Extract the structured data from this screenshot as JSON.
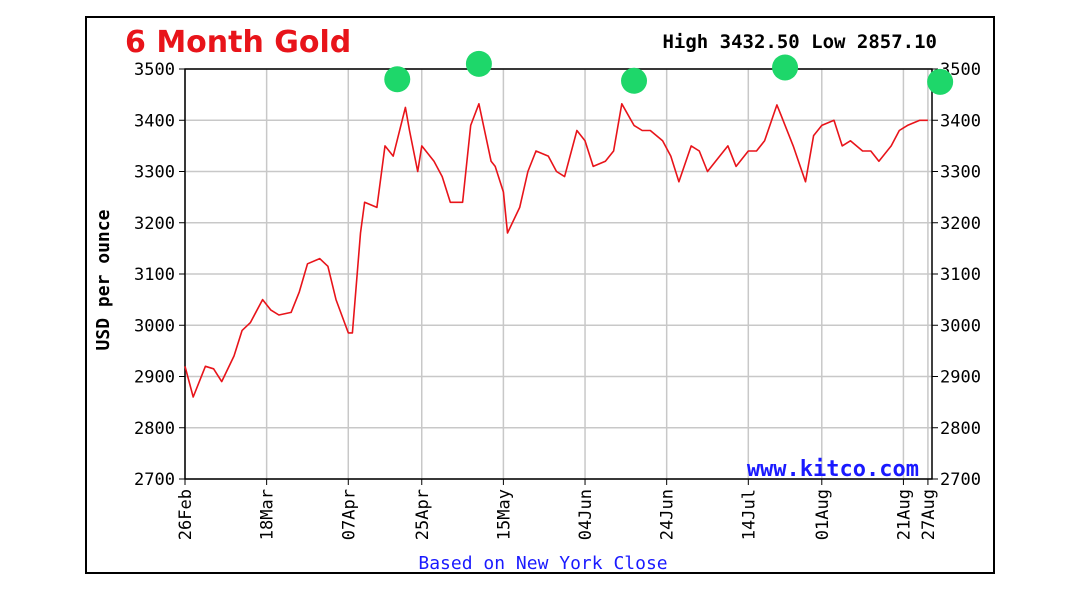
{
  "colors": {
    "line": "#e8141a",
    "grid": "#c8c8c8",
    "marker": "#1ed76a",
    "accent": "#1a1aff"
  },
  "chart_data": {
    "type": "line",
    "title": "6 Month Gold",
    "high_label": "High 3432.50 Low 2857.10",
    "ylabel": "USD per ounce",
    "watermark": "www.kitco.com",
    "footnote": "Based on New York Close",
    "ylim": [
      2700,
      3500
    ],
    "y_ticks": [
      2700,
      2800,
      2900,
      3000,
      3100,
      3200,
      3300,
      3400,
      3500
    ],
    "x_range": [
      "2025-02-26",
      "2025-08-28"
    ],
    "x_ticks": [
      {
        "date": "2025-02-26",
        "label": "26Feb"
      },
      {
        "date": "2025-03-18",
        "label": "18Mar"
      },
      {
        "date": "2025-04-07",
        "label": "07Apr"
      },
      {
        "date": "2025-04-25",
        "label": "25Apr"
      },
      {
        "date": "2025-05-15",
        "label": "15May"
      },
      {
        "date": "2025-06-04",
        "label": "04Jun"
      },
      {
        "date": "2025-06-24",
        "label": "24Jun"
      },
      {
        "date": "2025-07-14",
        "label": "14Jul"
      },
      {
        "date": "2025-08-01",
        "label": "01Aug"
      },
      {
        "date": "2025-08-21",
        "label": "21Aug"
      },
      {
        "date": "2025-08-27",
        "label": "27Aug"
      }
    ],
    "grid": true,
    "series": [
      {
        "x": [
          "2025-02-26",
          "2025-02-28",
          "2025-03-03",
          "2025-03-05",
          "2025-03-07",
          "2025-03-10",
          "2025-03-12",
          "2025-03-14",
          "2025-03-17",
          "2025-03-19",
          "2025-03-21",
          "2025-03-24",
          "2025-03-26",
          "2025-03-28",
          "2025-03-31",
          "2025-04-02",
          "2025-04-04",
          "2025-04-07",
          "2025-04-08",
          "2025-04-10",
          "2025-04-11",
          "2025-04-14",
          "2025-04-16",
          "2025-04-18",
          "2025-04-21",
          "2025-04-22",
          "2025-04-24",
          "2025-04-25",
          "2025-04-28",
          "2025-04-30",
          "2025-05-02",
          "2025-05-05",
          "2025-05-07",
          "2025-05-09",
          "2025-05-12",
          "2025-05-13",
          "2025-05-15",
          "2025-05-16",
          "2025-05-19",
          "2025-05-21",
          "2025-05-23",
          "2025-05-26",
          "2025-05-28",
          "2025-05-30",
          "2025-06-02",
          "2025-06-04",
          "2025-06-06",
          "2025-06-09",
          "2025-06-11",
          "2025-06-13",
          "2025-06-16",
          "2025-06-18",
          "2025-06-20",
          "2025-06-23",
          "2025-06-25",
          "2025-06-27",
          "2025-06-30",
          "2025-07-02",
          "2025-07-04",
          "2025-07-07",
          "2025-07-09",
          "2025-07-11",
          "2025-07-14",
          "2025-07-16",
          "2025-07-18",
          "2025-07-21",
          "2025-07-22",
          "2025-07-24",
          "2025-07-25",
          "2025-07-28",
          "2025-07-30",
          "2025-08-01",
          "2025-08-04",
          "2025-08-06",
          "2025-08-08",
          "2025-08-11",
          "2025-08-13",
          "2025-08-15",
          "2025-08-18",
          "2025-08-20",
          "2025-08-22",
          "2025-08-25",
          "2025-08-27"
        ],
        "values": [
          2920,
          2860,
          2920,
          2915,
          2890,
          2940,
          2990,
          3005,
          3050,
          3030,
          3020,
          3025,
          3065,
          3120,
          3130,
          3115,
          3050,
          2985,
          2985,
          3180,
          3240,
          3230,
          3350,
          3330,
          3425,
          3380,
          3300,
          3350,
          3320,
          3290,
          3240,
          3240,
          3390,
          3432,
          3320,
          3310,
          3260,
          3180,
          3230,
          3300,
          3340,
          3330,
          3300,
          3290,
          3380,
          3360,
          3310,
          3320,
          3340,
          3432,
          3390,
          3380,
          3380,
          3360,
          3330,
          3280,
          3350,
          3340,
          3300,
          3330,
          3350,
          3310,
          3340,
          3340,
          3360,
          3430,
          3410,
          3370,
          3350,
          3280,
          3370,
          3390,
          3400,
          3350,
          3360,
          3340,
          3340,
          3320,
          3350,
          3380,
          3390,
          3400,
          3400
        ]
      }
    ],
    "markers": [
      {
        "date": "2025-04-19",
        "value": 3480
      },
      {
        "date": "2025-05-09",
        "value": 3510
      },
      {
        "date": "2025-06-16",
        "value": 3477
      },
      {
        "date": "2025-07-23",
        "value": 3503
      },
      {
        "date": "2025-08-30",
        "value": 3475
      }
    ]
  }
}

________________

Problem:
Output, exactly, all the records above; include no pictures.

Solved problem:
Extract the structured data from this screenshot as JSON.
{
  "colors": {
    "line": "#e8141a",
    "grid": "#c8c8c8",
    "marker": "#1ed76a",
    "accent": "#1a1aff"
  },
  "chart_data": {
    "type": "line",
    "title": "6 Month Gold",
    "high_label": "High 3432.50 Low 2857.10",
    "ylabel": "USD per ounce",
    "watermark": "www.kitco.com",
    "footnote": "Based on New York Close",
    "ylim": [
      2700,
      3500
    ],
    "y_ticks": [
      2700,
      2800,
      2900,
      3000,
      3100,
      3200,
      3300,
      3400,
      3500
    ],
    "x_range": [
      "2025-02-26",
      "2025-08-28"
    ],
    "x_ticks": [
      {
        "date": "2025-02-26",
        "label": "26Feb"
      },
      {
        "date": "2025-03-18",
        "label": "18Mar"
      },
      {
        "date": "2025-04-07",
        "label": "07Apr"
      },
      {
        "date": "2025-04-25",
        "label": "25Apr"
      },
      {
        "date": "2025-05-15",
        "label": "15May"
      },
      {
        "date": "2025-06-04",
        "label": "04Jun"
      },
      {
        "date": "2025-06-24",
        "label": "24Jun"
      },
      {
        "date": "2025-07-14",
        "label": "14Jul"
      },
      {
        "date": "2025-08-01",
        "label": "01Aug"
      },
      {
        "date": "2025-08-21",
        "label": "21Aug"
      },
      {
        "date": "2025-08-27",
        "label": "27Aug"
      }
    ],
    "grid": true,
    "series": [
      {
        "x": [
          "2025-02-26",
          "2025-02-28",
          "2025-03-03",
          "2025-03-05",
          "2025-03-07",
          "2025-03-10",
          "2025-03-12",
          "2025-03-14",
          "2025-03-17",
          "2025-03-19",
          "2025-03-21",
          "2025-03-24",
          "2025-03-26",
          "2025-03-28",
          "2025-03-31",
          "2025-04-02",
          "2025-04-04",
          "2025-04-07",
          "2025-04-08",
          "2025-04-10",
          "2025-04-11",
          "2025-04-14",
          "2025-04-16",
          "2025-04-18",
          "2025-04-21",
          "2025-04-22",
          "2025-04-24",
          "2025-04-25",
          "2025-04-28",
          "2025-04-30",
          "2025-05-02",
          "2025-05-05",
          "2025-05-07",
          "2025-05-09",
          "2025-05-12",
          "2025-05-13",
          "2025-05-15",
          "2025-05-16",
          "2025-05-19",
          "2025-05-21",
          "2025-05-23",
          "2025-05-26",
          "2025-05-28",
          "2025-05-30",
          "2025-06-02",
          "2025-06-04",
          "2025-06-06",
          "2025-06-09",
          "2025-06-11",
          "2025-06-13",
          "2025-06-16",
          "2025-06-18",
          "2025-06-20",
          "2025-06-23",
          "2025-06-25",
          "2025-06-27",
          "2025-06-30",
          "2025-07-02",
          "2025-07-04",
          "2025-07-07",
          "2025-07-09",
          "2025-07-11",
          "2025-07-14",
          "2025-07-16",
          "2025-07-18",
          "2025-07-21",
          "2025-07-22",
          "2025-07-24",
          "2025-07-25",
          "2025-07-28",
          "2025-07-30",
          "2025-08-01",
          "2025-08-04",
          "2025-08-06",
          "2025-08-08",
          "2025-08-11",
          "2025-08-13",
          "2025-08-15",
          "2025-08-18",
          "2025-08-20",
          "2025-08-22",
          "2025-08-25",
          "2025-08-27"
        ],
        "values": [
          2920,
          2860,
          2920,
          2915,
          2890,
          2940,
          2990,
          3005,
          3050,
          3030,
          3020,
          3025,
          3065,
          3120,
          3130,
          3115,
          3050,
          2985,
          2985,
          3180,
          3240,
          3230,
          3350,
          3330,
          3425,
          3380,
          3300,
          3350,
          3320,
          3290,
          3240,
          3240,
          3390,
          3432,
          3320,
          3310,
          3260,
          3180,
          3230,
          3300,
          3340,
          3330,
          3300,
          3290,
          3380,
          3360,
          3310,
          3320,
          3340,
          3432,
          3390,
          3380,
          3380,
          3360,
          3330,
          3280,
          3350,
          3340,
          3300,
          3330,
          3350,
          3310,
          3340,
          3340,
          3360,
          3430,
          3410,
          3370,
          3350,
          3280,
          3370,
          3390,
          3400,
          3350,
          3360,
          3340,
          3340,
          3320,
          3350,
          3380,
          3390,
          3400,
          3400
        ]
      }
    ],
    "markers": [
      {
        "date": "2025-04-19",
        "value": 3480
      },
      {
        "date": "2025-05-09",
        "value": 3510
      },
      {
        "date": "2025-06-16",
        "value": 3477
      },
      {
        "date": "2025-07-23",
        "value": 3503
      },
      {
        "date": "2025-08-30",
        "value": 3475
      }
    ]
  }
}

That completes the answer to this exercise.